* **TASK DESCRIPTION**:
Copy every entry precisely.

---------- RECORDS PROVIDED ----------

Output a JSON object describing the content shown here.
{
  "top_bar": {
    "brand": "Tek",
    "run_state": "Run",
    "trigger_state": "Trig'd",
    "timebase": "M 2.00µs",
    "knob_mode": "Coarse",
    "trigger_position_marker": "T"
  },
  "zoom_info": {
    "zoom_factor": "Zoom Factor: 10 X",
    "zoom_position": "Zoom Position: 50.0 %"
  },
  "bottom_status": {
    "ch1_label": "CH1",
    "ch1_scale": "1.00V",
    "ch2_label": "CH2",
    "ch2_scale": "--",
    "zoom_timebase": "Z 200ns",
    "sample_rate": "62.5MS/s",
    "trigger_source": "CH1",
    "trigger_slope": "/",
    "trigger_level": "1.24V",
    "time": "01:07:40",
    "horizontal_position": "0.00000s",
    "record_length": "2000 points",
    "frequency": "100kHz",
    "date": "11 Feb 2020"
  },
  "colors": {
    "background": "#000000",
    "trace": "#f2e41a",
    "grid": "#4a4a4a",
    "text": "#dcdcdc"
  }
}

----------

* **FULL ANSWER**:
Output a JSON object describing the content shown here.
{
  "top_bar": {
    "brand": "Tek",
    "run_state": "Run",
    "trigger_state": "Trig'd",
    "timebase": "M 2.00µs",
    "knob_mode": "Coarse",
    "trigger_position_marker": "T"
  },
  "zoom_info": {
    "zoom_factor": "Zoom Factor: 10 X",
    "zoom_position": "Zoom Position: 50.0 %"
  },
  "bottom_status": {
    "ch1_label": "CH1",
    "ch1_scale": "1.00V",
    "ch2_label": "CH2",
    "ch2_scale": "--",
    "zoom_timebase": "Z 200ns",
    "sample_rate": "62.5MS/s",
    "trigger_source": "CH1",
    "trigger_slope": "/",
    "trigger_level": "1.24V",
    "time": "01:07:40",
    "horizontal_position": "0.00000s",
    "record_length": "2000 points",
    "frequency": "100kHz",
    "date": "11 Feb 2020"
  },
  "colors": {
    "background": "#000000",
    "trace": "#f2e41a",
    "grid": "#4a4a4a",
    "text": "#dcdcdc"
  }
}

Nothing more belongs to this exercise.